● SET TASKS:
1. List every attribute assigned to the Alpine lock manager memo.
2. From the Alpine lock manager memo, reproduce the passage that starts at "Papers on locking" and runs up to and including "carefully than others.".

● EXCERPTED TEXT:
▼

Heading:
Alpine lock manager concepts, version 0
Page Numbers: Yes X: 527 Y: 10.5"
CSL Notebook Entry
To:Alpine designersDate:February 24, 1981
From:Mark BrownLocation:PARC/CSL
Subject:Alpine lock manager concepts, version 0File:[Ivy]<Alpine>Doc>LockConcepts0.bravo
XEROX
Attributes:informal, technical, Database, Distributed computing, Filing
Abstract:This memo proposes the scope of the Alpine lock manager. It is largely an interpretation and restatement of several papers on the IMS and System R lock managers. It does not propose an interface; see LockDesign*.bravo.
Papers on locking
I have a copy of each paper listed here. This memo should make it unnecessary for everyone to read all of these papers, but I have found them useful. I have read some of them much more carefully than others.
J. N. Gray, R. A. Lorie, G. R. Putzolu, I. L. Traiger, "Granularity of Locks and Degrees of Consistency in a Shared Data Base," in G. M. Nijssen (ed) Modelling in Data Base Management Systems, North Holland, 1976. (Describes the System R lock manager.)
J. N. Gray, "Notes on Data Base Operating Systems," IBM San Jose Research Report RJ2188, February 1978, Section 5.7. Also appeared in Operating Systems - an Advanced Course, Springer Lecture Notes in Computer Science 60, 1978. (There is a lot of duplication between this and the preceding paper.)

▲

● ROWS:
▼

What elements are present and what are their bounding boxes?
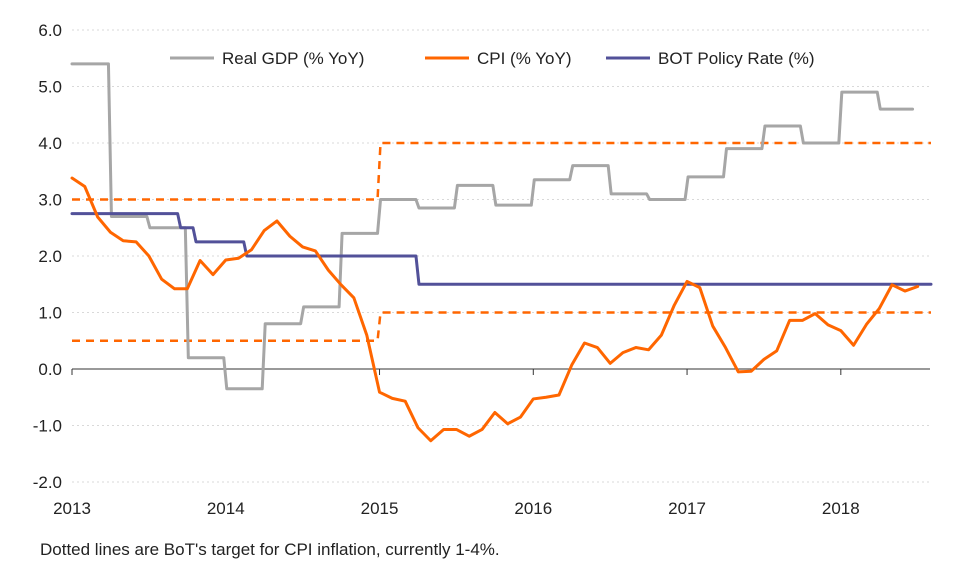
y-tick-label: -2.0 <box>33 473 62 492</box>
legend-label: BOT Policy Rate (%) <box>658 49 815 68</box>
series-cpi-yoy <box>70 176 920 443</box>
y-tick-label: 5.0 <box>38 78 62 97</box>
x-tick-label: 2017 <box>668 499 706 518</box>
x-tick-label: 2018 <box>822 499 860 518</box>
y-tick-label: 4.0 <box>38 134 62 153</box>
x-tick-label: 2015 <box>361 499 399 518</box>
legend-label: CPI (% YoY) <box>477 49 572 68</box>
x-tick-label: 2016 <box>514 499 552 518</box>
series-real-gdp-yoy <box>70 62 915 391</box>
legend-label: Real GDP (% YoY) <box>222 49 364 68</box>
y-tick-label: 2.0 <box>38 247 62 266</box>
x-tick-label: 2013 <box>53 499 91 518</box>
series-cpi-target-lower <box>72 311 931 342</box>
x-tick-label: 2014 <box>207 499 245 518</box>
series-cpi-target-upper <box>72 141 931 201</box>
y-tick-label: 0.0 <box>38 360 62 379</box>
y-tick-label: 1.0 <box>38 304 62 323</box>
y-tick-label: 3.0 <box>38 191 62 210</box>
series-bot-policy-rate <box>70 212 933 286</box>
y-tick-label: 6.0 <box>38 21 62 40</box>
y-tick-label: -1.0 <box>33 417 62 436</box>
chart-footnote: Dotted lines are BoT's target for CPI in… <box>40 540 500 559</box>
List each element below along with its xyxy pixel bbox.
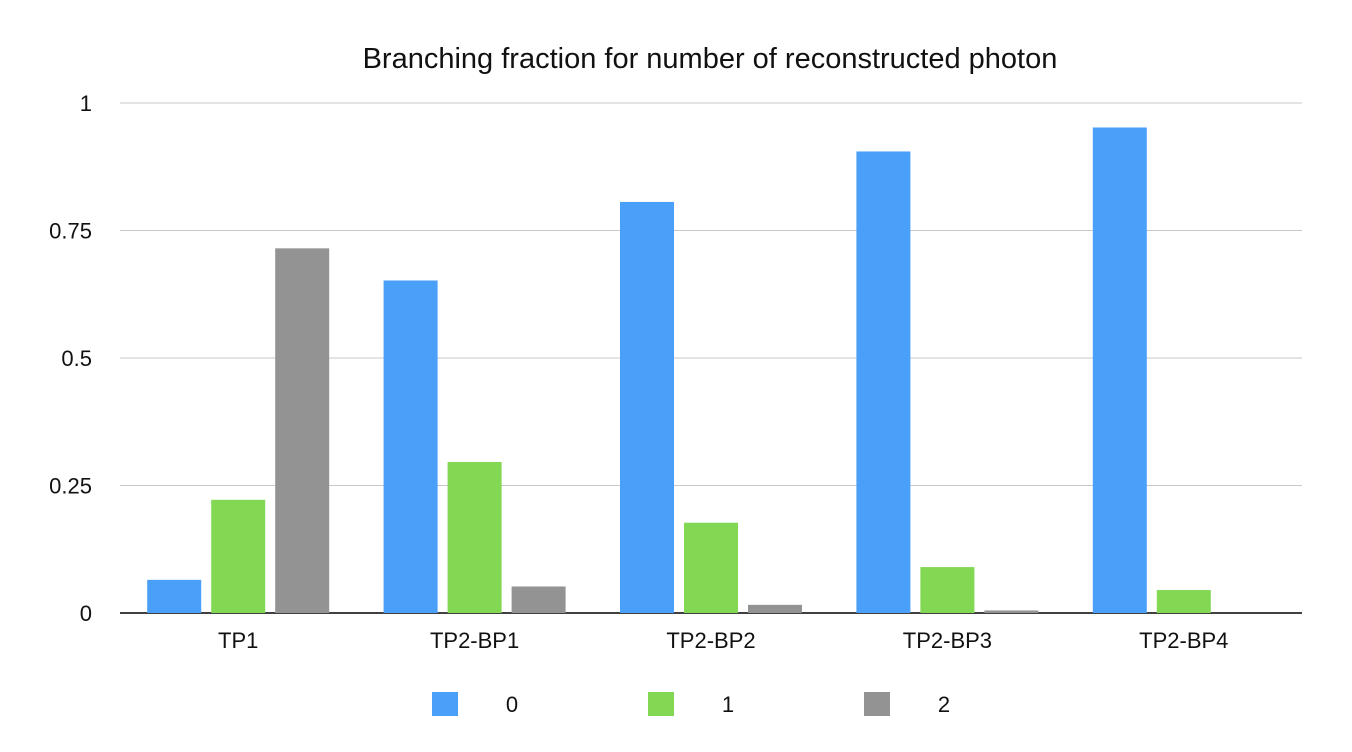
legend-swatch-2 <box>864 692 890 716</box>
x-tick-label: TP2-BP2 <box>666 628 755 653</box>
y-tick-label: 1 <box>80 91 92 116</box>
x-axis-ticks: TP1 TP2-BP1 TP2-BP2 TP2-BP3 TP2-BP4 <box>218 628 1228 653</box>
y-tick-label: 0 <box>80 601 92 626</box>
x-tick-label: TP2-BP3 <box>903 628 992 653</box>
x-tick-label: TP1 <box>218 628 258 653</box>
legend-label: 0 <box>506 692 518 717</box>
bar-TP2-BP3-series-2 <box>984 610 1039 613</box>
y-tick-label: 0.75 <box>49 219 92 244</box>
bar-TP2-BP4-series-0 <box>1092 127 1147 613</box>
legend-label: 2 <box>938 692 950 717</box>
y-tick-label: 0.5 <box>61 346 92 371</box>
bar-TP1-series-2 <box>275 248 330 613</box>
legend-label: 1 <box>722 692 734 717</box>
bars <box>147 127 1211 613</box>
bar-TP2-BP3-series-1 <box>920 567 975 613</box>
legend-swatch-1 <box>648 692 674 716</box>
bar-TP2-BP2-series-0 <box>620 201 674 613</box>
bar-TP2-BP1-series-1 <box>447 462 502 613</box>
legend: 0 1 2 <box>432 692 950 717</box>
chart-title: Branching fraction for number of reconst… <box>363 43 1058 75</box>
bar-TP2-BP3-series-0 <box>856 151 911 613</box>
y-axis-ticks: 0 0.25 0.5 0.75 1 <box>49 91 92 626</box>
x-tick-label: TP2-BP1 <box>430 628 519 653</box>
bar-TP2-BP2-series-1 <box>684 522 738 613</box>
bar-TP2-BP2-series-2 <box>748 604 802 613</box>
bar-TP2-BP4-series-1 <box>1156 590 1211 613</box>
bar-TP1-series-1 <box>211 499 266 613</box>
legend-swatch-0 <box>432 692 458 716</box>
bar-TP2-BP1-series-2 <box>511 586 566 613</box>
bar-TP2-BP1-series-0 <box>383 280 438 613</box>
x-tick-label: TP2-BP4 <box>1139 628 1228 653</box>
bar-TP1-series-0 <box>147 579 202 613</box>
y-tick-label: 0.25 <box>49 474 92 499</box>
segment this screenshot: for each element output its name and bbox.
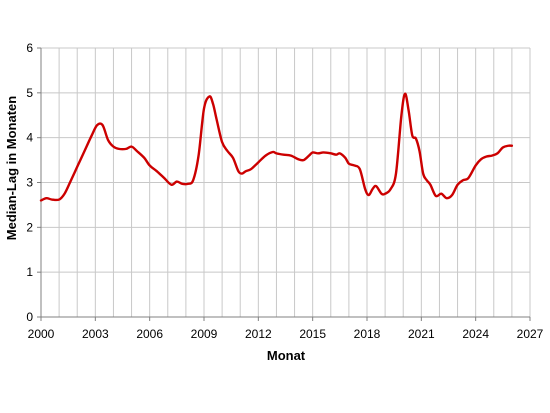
y-tick-label: 0 bbox=[26, 310, 33, 324]
x-tick-label: 2018 bbox=[354, 327, 381, 341]
x-tick-label: 2009 bbox=[191, 327, 218, 341]
x-tick-label: 2024 bbox=[462, 327, 489, 341]
x-tick-label: 2015 bbox=[299, 327, 326, 341]
y-axis-title: Median-Lag in Monaten bbox=[4, 96, 19, 241]
x-axis-title: Monat bbox=[267, 348, 306, 363]
y-tick-label: 2 bbox=[26, 220, 33, 234]
x-tick-label: 2012 bbox=[245, 327, 272, 341]
y-tick-label: 1 bbox=[26, 265, 33, 279]
x-tick-label: 2021 bbox=[408, 327, 435, 341]
x-tick-label: 2000 bbox=[28, 327, 55, 341]
grid bbox=[41, 47, 531, 317]
y-tick-labels: 0 1 2 3 4 5 6 bbox=[26, 41, 41, 324]
y-tick-label: 5 bbox=[26, 86, 33, 100]
y-tick-label: 4 bbox=[26, 131, 33, 145]
y-tick-label: 3 bbox=[26, 176, 33, 190]
x-tick-label: 2003 bbox=[82, 327, 109, 341]
x-tick-label: 2006 bbox=[136, 327, 163, 341]
series-line bbox=[39, 92, 514, 202]
y-tick-label: 6 bbox=[26, 41, 33, 55]
x-tick-label: 2027 bbox=[517, 327, 544, 341]
x-tick-labels: 2000 2003 2006 2009 2012 2015 2018 2021 2024 2027 bbox=[28, 317, 544, 341]
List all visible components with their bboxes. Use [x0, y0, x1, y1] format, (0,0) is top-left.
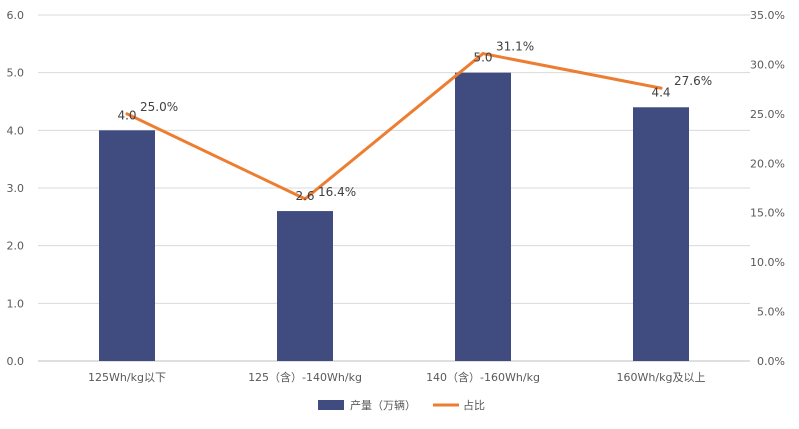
- line-value-label: 25.0%: [140, 100, 178, 114]
- category-label: 140（含）-160Wh/kg: [426, 370, 540, 384]
- legend: 产量（万辆） 占比: [318, 398, 485, 412]
- data-labels: 4.0 2.6 5.0 4.4 25.0% 16.4% 31.1% 27.6%: [117, 40, 712, 204]
- line-value-label: 16.4%: [318, 185, 356, 199]
- line-point: [481, 52, 485, 56]
- left-tick-label: 1.0: [7, 297, 25, 310]
- gridlines: [38, 14, 750, 362]
- bar-value-label: 4.0: [117, 108, 136, 122]
- right-tick-label: 5.0%: [757, 306, 785, 319]
- right-tick-label: 25.0%: [750, 108, 785, 121]
- bar-value-label: 4.4: [651, 85, 670, 99]
- left-tick-label: 3.0: [7, 182, 25, 195]
- bar: [99, 130, 155, 361]
- right-tick-label: 35.0%: [750, 9, 785, 22]
- bar: [277, 211, 333, 361]
- left-tick-label: 2.0: [7, 240, 25, 253]
- left-tick-label: 4.0: [7, 124, 25, 137]
- right-tick-label: 0.0%: [757, 355, 785, 368]
- left-tick-label: 0.0: [7, 355, 25, 368]
- right-tick-label: 10.0%: [750, 256, 785, 269]
- bar-value-label: 2.6: [295, 189, 314, 203]
- bar-value-label: 5.0: [473, 51, 492, 65]
- line-path: [125, 52, 663, 201]
- line-point: [303, 197, 307, 201]
- bar-series: [99, 72, 689, 362]
- x-axis-categories: 125Wh/kg以下 125（含）-140Wh/kg 140（含）-160Wh/kg…: [88, 370, 705, 384]
- line-point: [659, 86, 663, 90]
- left-y-axis: 0.0 1.0 2.0 3.0 4.0 5.0 6.0: [7, 9, 25, 368]
- line-value-label: 31.1%: [496, 40, 534, 54]
- bar: [633, 107, 689, 362]
- line-value-label: 27.6%: [674, 74, 712, 88]
- bar: [455, 72, 511, 362]
- line-point: [125, 112, 129, 116]
- category-label: 160Wh/kg及以上: [617, 371, 706, 384]
- left-tick-label: 5.0: [7, 67, 25, 80]
- right-tick-label: 30.0%: [750, 58, 785, 71]
- legend-line-label: 占比: [463, 398, 485, 412]
- right-y-axis: 0.0% 5.0% 10.0% 15.0% 20.0% 25.0% 30.0% 35.0%: [750, 9, 785, 368]
- left-tick-label: 6.0: [7, 9, 25, 22]
- line-series: [125, 52, 663, 201]
- category-label: 125Wh/kg以下: [88, 371, 166, 384]
- legend-bar-label: 产量（万辆）: [350, 398, 416, 412]
- legend-bar-swatch: [318, 400, 344, 410]
- right-tick-label: 20.0%: [750, 157, 785, 170]
- right-tick-label: 15.0%: [750, 207, 785, 220]
- category-label: 125（含）-140Wh/kg: [248, 370, 362, 384]
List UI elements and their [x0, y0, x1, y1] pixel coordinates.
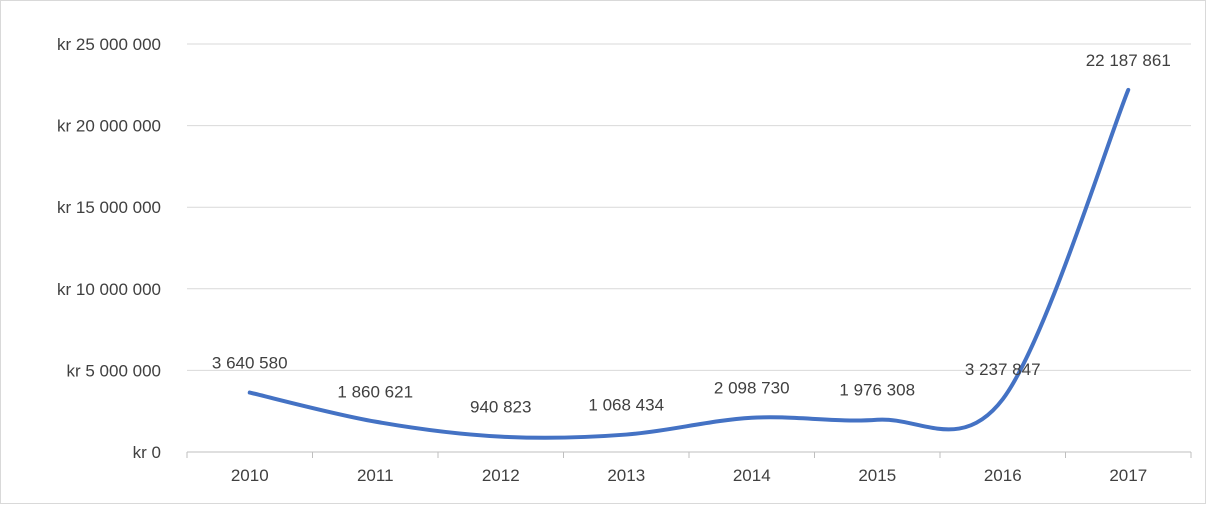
y-tick-label: kr 20 000 000: [57, 117, 161, 136]
y-tick-label: kr 0: [133, 443, 161, 462]
series-line-group: [247, 87, 1131, 440]
data-label: 1 976 308: [839, 381, 915, 400]
data-label: 1 068 434: [588, 396, 664, 415]
data-label: 3 640 580: [212, 354, 288, 373]
data-label: 1 860 621: [337, 383, 413, 402]
y-tick-label: kr 25 000 000: [57, 35, 161, 54]
x-tick-label: 2010: [231, 466, 269, 485]
y-tick-label: kr 5 000 000: [66, 361, 161, 380]
data-label: 3 237 847: [965, 360, 1041, 379]
x-tick-label: 2011: [357, 466, 394, 485]
data-label: 22 187 861: [1086, 51, 1171, 70]
x-tick-label: 2014: [733, 466, 771, 485]
data-label: 940 823: [470, 398, 531, 417]
data-label: 2 098 730: [714, 379, 790, 398]
x-tick-label: 2017: [1109, 466, 1147, 485]
data-labels: 3 640 580 1 860 621 940 823 1 068 434 2 098 …: [212, 51, 1171, 417]
y-tick-label: kr 10 000 000: [57, 280, 161, 299]
y-tick-label: kr 15 000 000: [57, 198, 161, 217]
gridlines: [186, 43, 1192, 458]
y-axis-tick-labels: kr 0 kr 5 000 000 kr 10 000 000 kr 15 000 0…: [57, 35, 161, 462]
x-tick-label: 2016: [984, 466, 1022, 485]
x-tick-label: 2012: [482, 466, 520, 485]
series-line: [247, 87, 1131, 440]
x-axis-tick-labels: 2010 2011 2012 2013 2014 2015 2016 2017: [231, 466, 1147, 485]
x-tick-label: 2015: [858, 466, 896, 485]
x-tick-label: 2013: [607, 466, 645, 485]
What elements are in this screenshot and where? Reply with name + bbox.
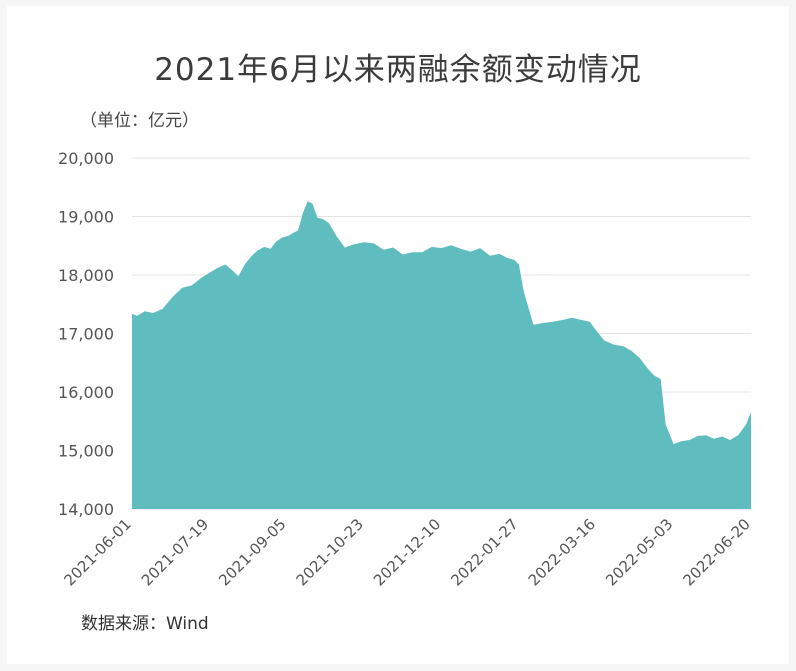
x-tick-label: 2021-06-01 — [60, 515, 134, 589]
x-tick-label: 2021-10-23 — [293, 515, 367, 589]
y-tick-label: 17,000 — [58, 325, 114, 344]
area-series — [132, 201, 751, 510]
unit-label: （单位：亿元） — [80, 111, 199, 131]
x-tick-label: 2021-07-19 — [138, 515, 212, 589]
y-tick-label: 15,000 — [58, 442, 114, 461]
y-tick-label: 18,000 — [58, 266, 114, 285]
x-tick-label: 2022-03-16 — [525, 515, 599, 589]
source-label: 数据来源：Wind — [81, 614, 209, 634]
y-tick-label: 19,000 — [58, 208, 114, 227]
x-tick-label: 2022-05-03 — [602, 515, 676, 589]
x-axis-ticks: 2021-06-01 2021-07-19 2021-09-05 2021-10-23… — [60, 515, 753, 589]
y-tick-label: 20,000 — [58, 149, 114, 168]
y-tick-label: 16,000 — [58, 383, 114, 402]
y-axis-ticks: 20,000 19,000 18,000 17,000 16,000 15,000 14,0… — [58, 149, 114, 519]
y-tick-label: 14,000 — [58, 500, 114, 519]
chart-title: 2021年6月以来两融余额变动情况 — [154, 52, 642, 88]
x-tick-label: 2021-12-10 — [370, 515, 444, 589]
x-tick-label: 2022-01-27 — [447, 515, 521, 589]
x-tick-label: 2022-06-20 — [679, 515, 753, 589]
x-tick-label: 2021-09-05 — [215, 515, 289, 589]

▲

● SOLUTIONS BY TASK:
1. informal, technical, Database, Distributed computing, Filing

2.
Papers on locking
I have a copy of each paper listed here. This memo should make it unnecessary for everyone to read all of these papers, but I have found them useful. I have read some of them much more carefully than others.